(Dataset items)
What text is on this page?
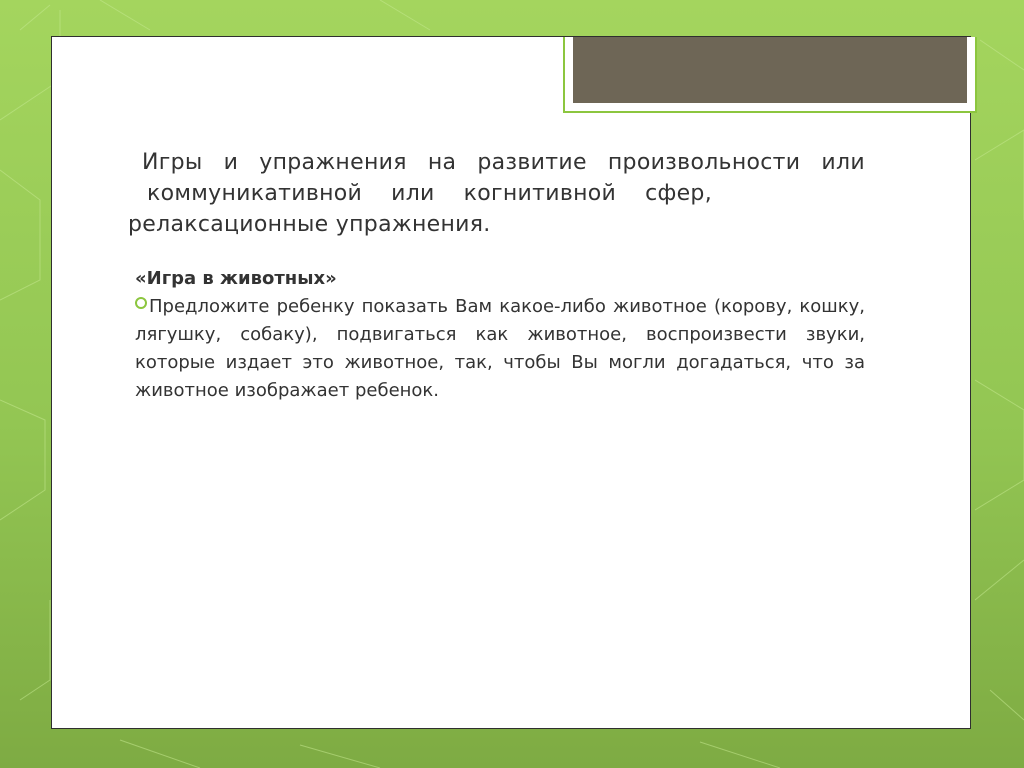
Игры и упражнения на развитие произвольности или
коммуникативной или когнитивной сфер,
релаксационные упражнения.

«Игра в животных»

Предложите ребенку показать Вам какое-либо животное (корову, кошку, лягушку, собаку), подвигаться как животное, воспроизвести звуки, которые издает это животное, так, чтобы Вы могли догадаться, что за животное изображает ребенок.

Work required:
Give only the number of lines in the material above that include the word "упражнения".

Solution for this exercise:
2